Problem details
Out of the listing below, copy every line that carries the string "mensagens".

########################################

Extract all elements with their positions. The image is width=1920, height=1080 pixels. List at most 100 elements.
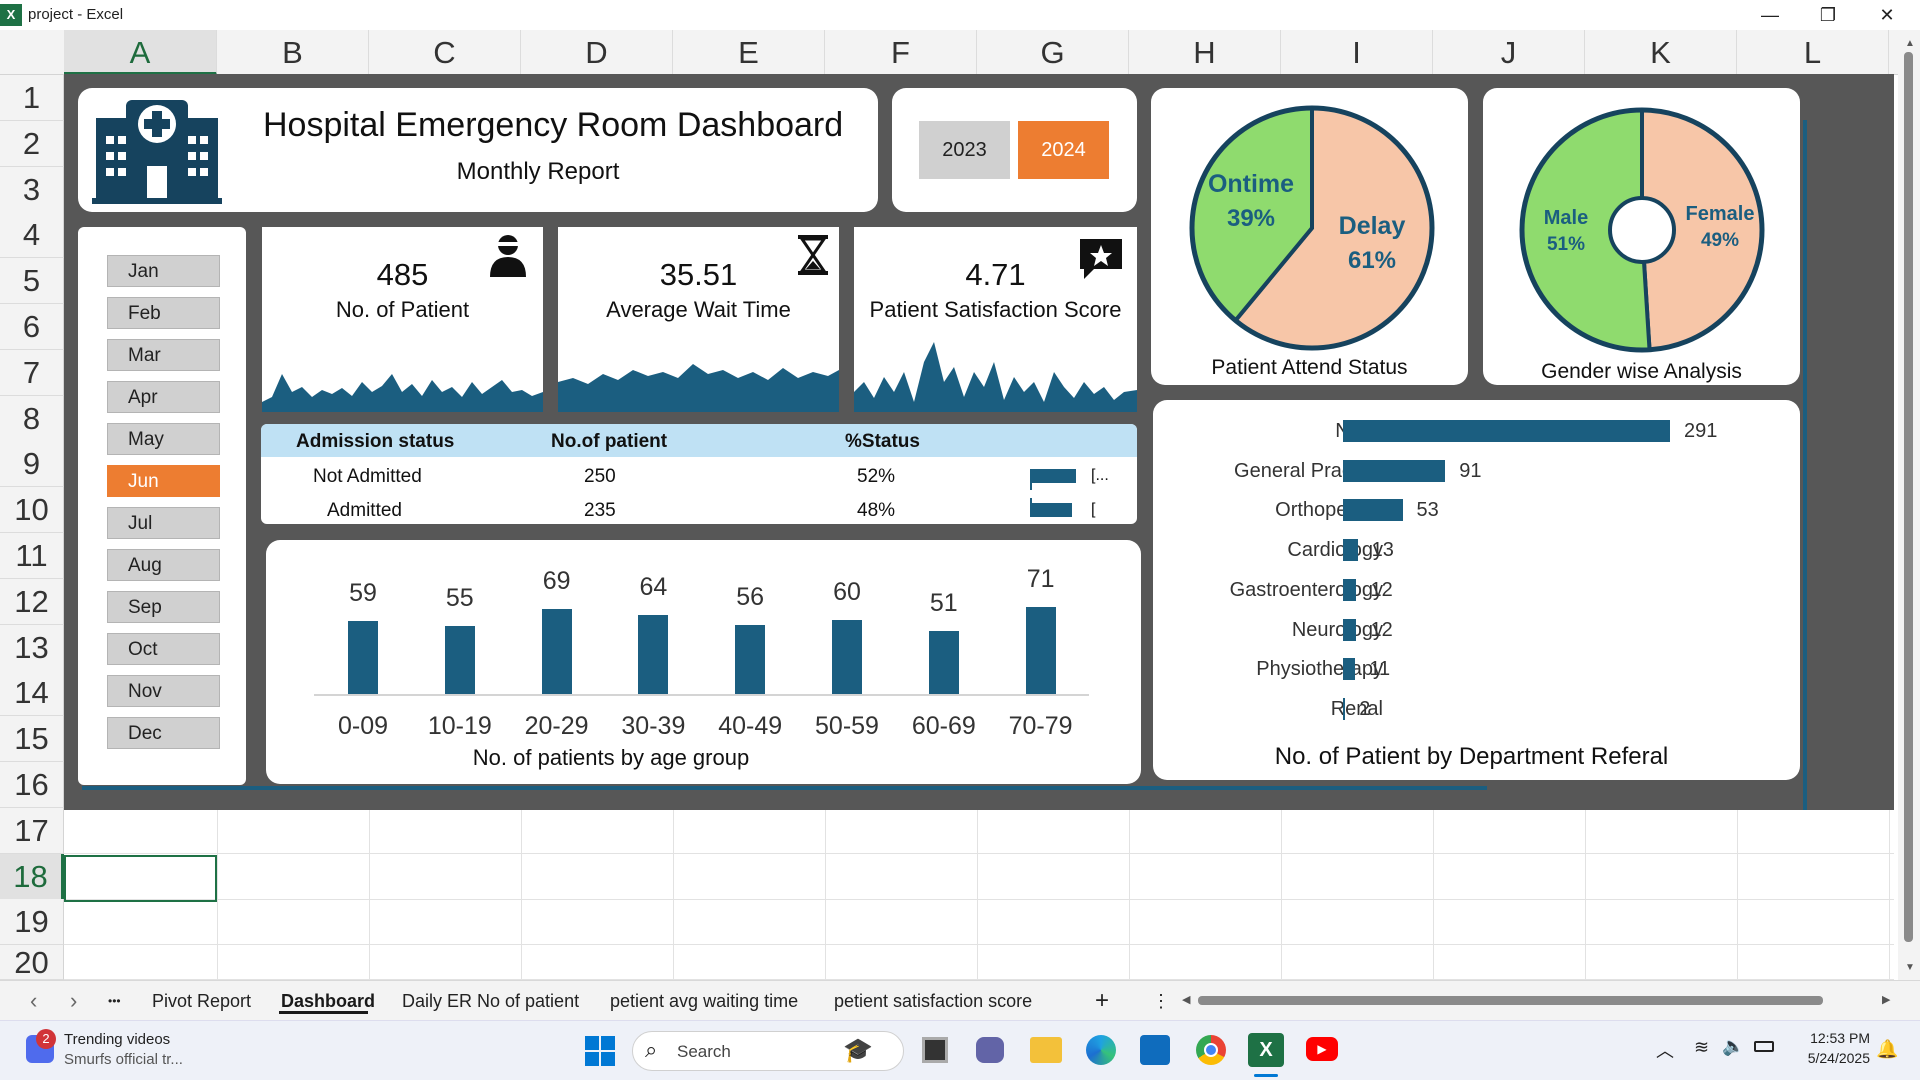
row-header-7[interactable]: 7: [0, 350, 64, 396]
row-header-18[interactable]: 18: [0, 854, 64, 900]
column-header-j[interactable]: J: [1433, 30, 1585, 75]
hscroll-thumb[interactable]: [1198, 996, 1823, 1005]
column-header-c[interactable]: C: [369, 30, 521, 75]
month-button-jun[interactable]: Jun: [107, 465, 220, 497]
row-header-4[interactable]: 4: [0, 212, 64, 258]
scroll-right-icon[interactable]: ▶: [1882, 993, 1890, 1006]
row-header-2[interactable]: 2: [0, 121, 64, 167]
chevron-up-icon[interactable]: ︿: [1656, 1037, 1674, 1063]
teams-icon[interactable]: [976, 1037, 1004, 1063]
tab-avg-waiting-time[interactable]: petient avg waiting time: [610, 981, 798, 1021]
chart-title: No. of Patient by Department Referal: [1274, 743, 1669, 770]
vertical-scrollbar[interactable]: ▲ ▼: [1898, 30, 1920, 980]
dept-bar: [1343, 578, 1357, 601]
month-button-aug[interactable]: Aug: [107, 549, 220, 581]
row-header-19[interactable]: 19: [0, 899, 64, 945]
department-chart: None291General Practice91Orthopedics53Ca…: [1153, 400, 1800, 780]
file-explorer-icon[interactable]: [1030, 1037, 1062, 1063]
row-header-12[interactable]: 12: [0, 579, 64, 625]
row-header-17[interactable]: 17: [0, 808, 64, 854]
column-header-h[interactable]: H: [1129, 30, 1281, 75]
gender-donut: Male 51% Female 49%: [1519, 107, 1765, 353]
column-header-e[interactable]: E: [673, 30, 825, 75]
row-header-9[interactable]: 9: [0, 441, 64, 487]
chrome-icon[interactable]: [1196, 1035, 1226, 1065]
month-button-oct[interactable]: Oct: [107, 633, 220, 665]
age-tick-label: 20-29: [524, 712, 589, 740]
add-sheet-button[interactable]: +: [1095, 981, 1109, 1021]
row-header-5[interactable]: 5: [0, 258, 64, 304]
prev-sheet-button[interactable]: ‹: [30, 981, 37, 1021]
column-header-g[interactable]: G: [977, 30, 1129, 75]
kpi-label: Patient Satisfaction Score: [869, 297, 1122, 322]
widget-subtitle[interactable]: Smurfs official tr...: [64, 1051, 183, 1068]
task-view-icon[interactable]: [922, 1037, 948, 1063]
row-header-20[interactable]: 20: [0, 945, 64, 980]
row-header-10[interactable]: 10: [0, 487, 64, 533]
table-cell-pct: 48%: [857, 500, 896, 521]
month-button-nov[interactable]: Nov: [107, 675, 220, 707]
clock-date[interactable]: 5/24/2025: [1790, 1050, 1870, 1066]
row-header-6[interactable]: 6: [0, 304, 64, 350]
row-header-15[interactable]: 15: [0, 716, 64, 762]
tab-daily-er[interactable]: Daily ER No of patient: [402, 981, 579, 1021]
scrollbar-thumb[interactable]: [1904, 52, 1913, 942]
tab-satisfaction-score[interactable]: petient satisfaction score: [834, 981, 1032, 1021]
column-header-l[interactable]: L: [1737, 30, 1889, 75]
scroll-left-icon[interactable]: ◀: [1182, 993, 1190, 1006]
edge-icon[interactable]: [1086, 1035, 1116, 1065]
column-header-d[interactable]: D: [521, 30, 673, 75]
column-header-a[interactable]: A: [64, 30, 217, 75]
column-header-i[interactable]: I: [1281, 30, 1433, 75]
row-header-11[interactable]: 11: [0, 533, 64, 579]
row-header-8[interactable]: 8: [0, 396, 64, 442]
scroll-up-icon[interactable]: ▲: [1905, 38, 1915, 49]
month-button-jan[interactable]: Jan: [107, 255, 220, 287]
month-button-sep[interactable]: Sep: [107, 591, 220, 623]
windows-start-icon[interactable]: [585, 1036, 615, 1066]
restore-button[interactable]: ❐: [1805, 2, 1851, 28]
notification-bell-icon[interactable]: 🔔: [1876, 1039, 1898, 1060]
chart-title: Patient Attend Status: [1211, 356, 1408, 379]
tab-pivot-report[interactable]: Pivot Report: [152, 981, 251, 1021]
kpi-card-patients: 485 No. of Patient: [262, 227, 543, 412]
selected-cell[interactable]: [64, 855, 217, 902]
horizontal-scrollbar[interactable]: ◀ ▶: [1178, 991, 1898, 1011]
column-header-k[interactable]: K: [1585, 30, 1737, 75]
more-sheets-button[interactable]: •••: [108, 981, 121, 1021]
row-header-13[interactable]: 13: [0, 625, 64, 671]
row-header-1[interactable]: 1: [0, 75, 64, 121]
row-header-16[interactable]: 16: [0, 762, 64, 808]
next-sheet-button[interactable]: ›: [70, 981, 77, 1021]
youtube-icon[interactable]: ▶: [1306, 1037, 1338, 1061]
row-header-3[interactable]: 3: [0, 167, 64, 213]
excel-taskbar-icon[interactable]: X: [1248, 1033, 1284, 1067]
store-icon[interactable]: [1140, 1035, 1170, 1065]
table-cell-count: 250: [584, 466, 616, 487]
widget-title[interactable]: Trending videos: [64, 1031, 170, 1048]
slice-label: Female: [1686, 203, 1755, 225]
dashboard-subtitle: Monthly Report: [456, 158, 620, 185]
month-button-may[interactable]: May: [107, 423, 220, 455]
dept-bar: [1343, 499, 1403, 522]
volume-icon[interactable]: 🔈: [1722, 1036, 1744, 1057]
minimize-button[interactable]: —: [1747, 2, 1793, 28]
year-2023-button[interactable]: 2023: [919, 121, 1010, 179]
sheet-options-button[interactable]: ⋮: [1152, 981, 1170, 1021]
scroll-down-icon[interactable]: ▼: [1905, 962, 1915, 973]
month-button-feb[interactable]: Feb: [107, 297, 220, 329]
month-button-apr[interactable]: Apr: [107, 381, 220, 413]
taskbar-search[interactable]: ⌕ Search 🎓: [632, 1031, 904, 1071]
month-button-dec[interactable]: Dec: [107, 717, 220, 749]
battery-icon[interactable]: [1754, 1041, 1774, 1052]
year-2024-button[interactable]: 2024: [1018, 121, 1109, 179]
wifi-icon[interactable]: ≋: [1694, 1037, 1709, 1058]
clock-time[interactable]: 12:53 PM: [1790, 1030, 1870, 1046]
tab-dashboard[interactable]: Dashboard: [281, 981, 375, 1021]
column-header-f[interactable]: F: [825, 30, 977, 75]
row-header-14[interactable]: 14: [0, 670, 64, 716]
month-button-jul[interactable]: Jul: [107, 507, 220, 539]
month-button-mar[interactable]: Mar: [107, 339, 220, 371]
column-header-b[interactable]: B: [217, 30, 369, 75]
close-button[interactable]: ✕: [1864, 2, 1910, 28]
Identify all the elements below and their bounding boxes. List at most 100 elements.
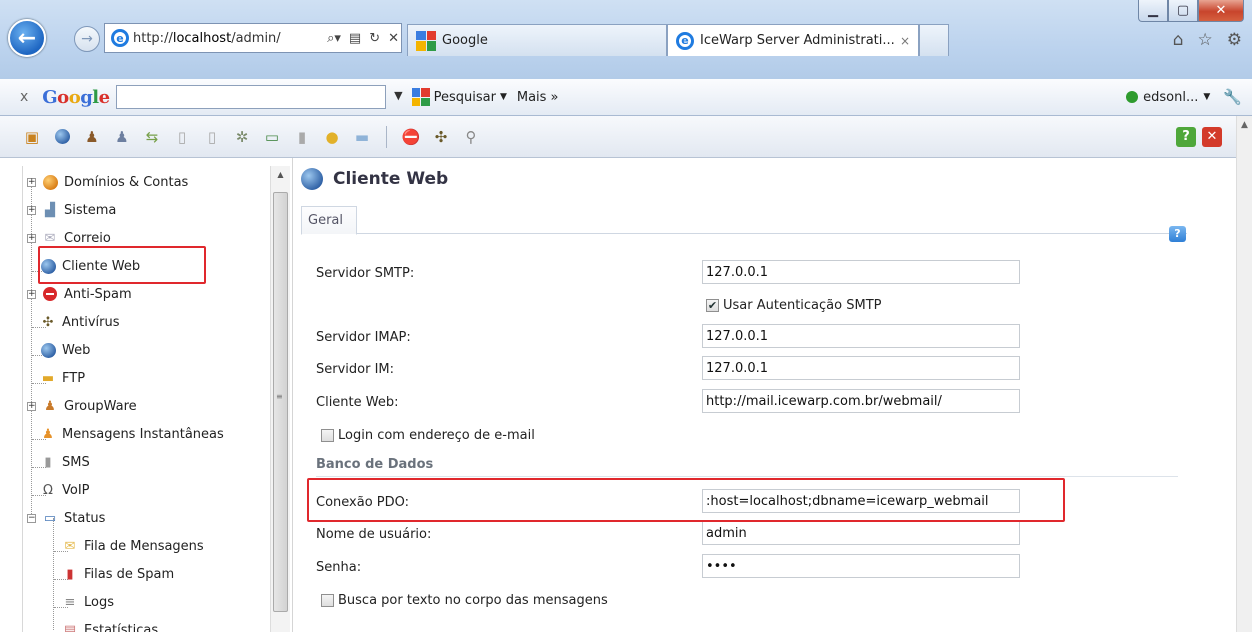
smtp-input[interactable]: 127.0.0.1 bbox=[702, 260, 1020, 284]
tree-item-antivirus[interactable]: ✣ Antivírus bbox=[39, 314, 120, 330]
close-toolbar-icon[interactable]: x bbox=[20, 89, 28, 105]
close-window-button[interactable]: ✕ bbox=[1198, 0, 1244, 22]
chevron-down-icon[interactable]: ▼ bbox=[394, 89, 402, 102]
smtp-auth-checkbox[interactable]: ✔ Usar Autenticação SMTP bbox=[706, 298, 881, 313]
scroll-up-icon[interactable]: ▲ bbox=[271, 166, 290, 179]
navigation-tree: + Domínios & Contas + ▟ Sistema + ✉ Correio C… bbox=[0, 158, 292, 632]
scroll-up-icon[interactable]: ▲ bbox=[1237, 116, 1252, 130]
stop-sign-icon[interactable]: ⛔ bbox=[401, 127, 421, 147]
tree-item-voip[interactable]: Ω VoIP bbox=[39, 482, 89, 498]
tab-geral[interactable]: Geral bbox=[301, 206, 357, 235]
password-input[interactable]: •••• bbox=[702, 554, 1020, 578]
stop-icon[interactable]: ✕ bbox=[386, 31, 401, 46]
tab-icewarp[interactable]: e IceWarp Server Administrati... × bbox=[667, 24, 919, 56]
wrench-icon[interactable]: 🔧 bbox=[1223, 88, 1242, 106]
refresh-icon[interactable]: ↻ bbox=[367, 31, 382, 46]
tree-item-sistema[interactable]: + ▟ Sistema bbox=[27, 202, 116, 218]
maximize-button[interactable]: ▢ bbox=[1168, 0, 1198, 22]
password-label: Senha: bbox=[316, 560, 362, 575]
group-icon: ♟ bbox=[44, 398, 56, 414]
tree-item-anti-spam[interactable]: + Anti-Spam bbox=[27, 286, 132, 302]
tree-item-fila-mensagens[interactable]: ✉ Fila de Mensagens bbox=[61, 538, 204, 554]
toolbar-right: ? ✕ bbox=[1176, 126, 1222, 147]
collapse-icon[interactable]: − bbox=[27, 513, 36, 523]
highlight-box bbox=[307, 478, 1065, 522]
new-tab-button[interactable] bbox=[919, 24, 949, 56]
expand-icon[interactable]: + bbox=[27, 233, 36, 243]
login-email-checkbox[interactable]: Login com endereço de e-mail bbox=[321, 428, 535, 443]
search-icon[interactable]: ⌕▾ bbox=[325, 31, 343, 46]
expand-icon[interactable]: + bbox=[27, 401, 36, 411]
tree-item-filas-spam[interactable]: ▮ Filas de Spam bbox=[61, 566, 174, 582]
expand-icon[interactable]: + bbox=[27, 289, 36, 299]
forward-button[interactable]: → bbox=[74, 26, 100, 52]
favorites-star-icon[interactable]: ☆ bbox=[1198, 30, 1213, 50]
gear-icon[interactable]: ⚙ bbox=[1227, 30, 1242, 50]
group-icon[interactable]: ♟ bbox=[112, 127, 132, 147]
tree-item-logs[interactable]: ≡ Logs bbox=[61, 594, 114, 610]
checkbox-unchecked[interactable] bbox=[321, 594, 334, 607]
back-button[interactable]: ← bbox=[8, 19, 46, 57]
toolbar-separator bbox=[386, 125, 387, 148]
help-button[interactable]: ? bbox=[1176, 126, 1196, 147]
tree-item-ftp[interactable]: ▬ FTP bbox=[39, 370, 85, 386]
main-panel: Cliente Web Geral ? Servidor SMTP: 127.0… bbox=[292, 158, 1236, 632]
pesquisar-button[interactable]: Pesquisar ▼ bbox=[411, 88, 507, 106]
arrows-icon[interactable]: ⇆ bbox=[142, 127, 162, 147]
address-bar[interactable]: e http://localhost/admin/ ⌕▾ ▤ ↻ ✕ bbox=[104, 23, 402, 53]
user-icon[interactable]: ♟ bbox=[82, 127, 102, 147]
tree-item-mensagens[interactable]: ♟ Mensagens Instantâneas bbox=[39, 426, 224, 442]
google-search-input[interactable]: ▼ bbox=[115, 85, 403, 109]
device-icon[interactable]: ▮ bbox=[292, 127, 312, 147]
antivirus-icon[interactable]: ✣ bbox=[431, 127, 451, 147]
headset-icon: Ω bbox=[43, 482, 53, 498]
username-input[interactable]: admin bbox=[702, 521, 1020, 545]
monitor-icon[interactable]: ▭ bbox=[262, 127, 282, 147]
tree-item-label: Status bbox=[64, 510, 106, 526]
chat-bubble-icon[interactable]: ● bbox=[322, 127, 342, 147]
home-icon[interactable]: ⌂ bbox=[1173, 30, 1184, 50]
tab-google[interactable]: Google bbox=[407, 24, 667, 56]
webclient-input[interactable]: http://mail.icewarp.com.br/webmail/ bbox=[702, 389, 1020, 413]
tree-item-groupware[interactable]: + ♟ GroupWare bbox=[27, 398, 137, 414]
settings-icon[interactable]: ✲ bbox=[232, 127, 252, 147]
fulltext-search-checkbox[interactable]: Busca por texto no corpo das mensagens bbox=[321, 593, 608, 608]
smtp-auth-label: Usar Autenticação SMTP bbox=[723, 298, 882, 313]
address-url[interactable]: http://localhost/admin/ bbox=[133, 31, 321, 46]
globe-icon[interactable] bbox=[52, 127, 72, 147]
scroll-thumb[interactable] bbox=[273, 192, 288, 612]
tree-item-label: SMS bbox=[62, 454, 90, 470]
filter-icon[interactable]: ⚲ bbox=[461, 127, 481, 147]
document-icon[interactable]: ▯ bbox=[172, 127, 192, 147]
domains-icon[interactable]: ▣ bbox=[22, 127, 42, 147]
user-account-button[interactable]: edsonl... ▼ 🔧 bbox=[1126, 88, 1242, 106]
im-input[interactable]: 127.0.0.1 bbox=[702, 356, 1020, 380]
close-tab-icon[interactable]: × bbox=[900, 34, 910, 48]
help-icon[interactable]: ? bbox=[1169, 226, 1186, 242]
compatibility-icon[interactable]: ▤ bbox=[347, 31, 363, 46]
tree-item-dominios[interactable]: + Domínios & Contas bbox=[27, 174, 188, 190]
monitor-icon: ▭ bbox=[43, 510, 57, 526]
device-icon: ▮ bbox=[44, 454, 52, 470]
checkbox-checked[interactable]: ✔ bbox=[706, 299, 719, 312]
minimize-button[interactable]: ▁ bbox=[1138, 0, 1168, 22]
page-scrollbar[interactable]: ▲ bbox=[1236, 116, 1252, 632]
imap-input[interactable]: 127.0.0.1 bbox=[702, 324, 1020, 348]
documents-icon[interactable]: ▯ bbox=[202, 127, 222, 147]
tree-item-sms[interactable]: ▮ SMS bbox=[39, 454, 90, 470]
checkbox-unchecked[interactable] bbox=[321, 429, 334, 442]
forward-arrow-icon: → bbox=[81, 31, 93, 47]
expand-icon[interactable]: + bbox=[27, 177, 36, 187]
tree-item-status[interactable]: − ▭ Status bbox=[27, 510, 105, 526]
browser-right-icons: ⌂ ☆ ⚙ bbox=[1173, 30, 1242, 50]
title-bar: ▁ ▢ ✕ ← → e http://localhost/admin/ ⌕▾ ▤… bbox=[0, 0, 1252, 79]
tree-item-web[interactable]: Web bbox=[39, 342, 90, 358]
mais-button[interactable]: Mais » bbox=[517, 90, 559, 105]
tree-item-estatisticas[interactable]: ▤ Estatísticas bbox=[61, 622, 158, 632]
folder-icon[interactable]: ▬ bbox=[352, 127, 372, 147]
page-title-text: Cliente Web bbox=[333, 169, 449, 189]
tree-item-correio[interactable]: + ✉ Correio bbox=[27, 230, 111, 246]
tree-scrollbar[interactable]: ▲ ≡ bbox=[270, 166, 290, 632]
close-button[interactable]: ✕ bbox=[1202, 126, 1222, 147]
expand-icon[interactable]: + bbox=[27, 205, 36, 215]
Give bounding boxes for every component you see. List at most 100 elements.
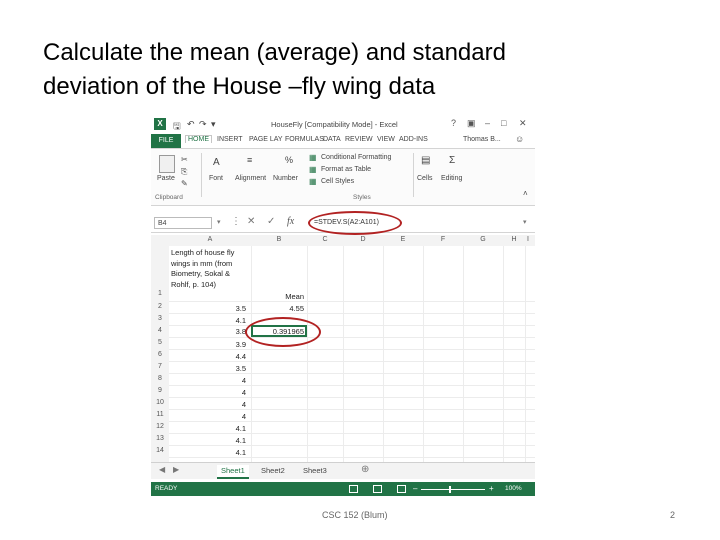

########################################

Exercise solution
tree-item-fila-mensagens[interactable]: ✉ Fila de Mensagens bbox=[61, 538, 204, 554]
tree-item-mensagens[interactable]: ♟ Mensagens Instantâneas bbox=[39, 426, 224, 442]
fulltext-search-checkbox[interactable]: Busca por texto no corpo das mensagens bbox=[321, 593, 608, 608]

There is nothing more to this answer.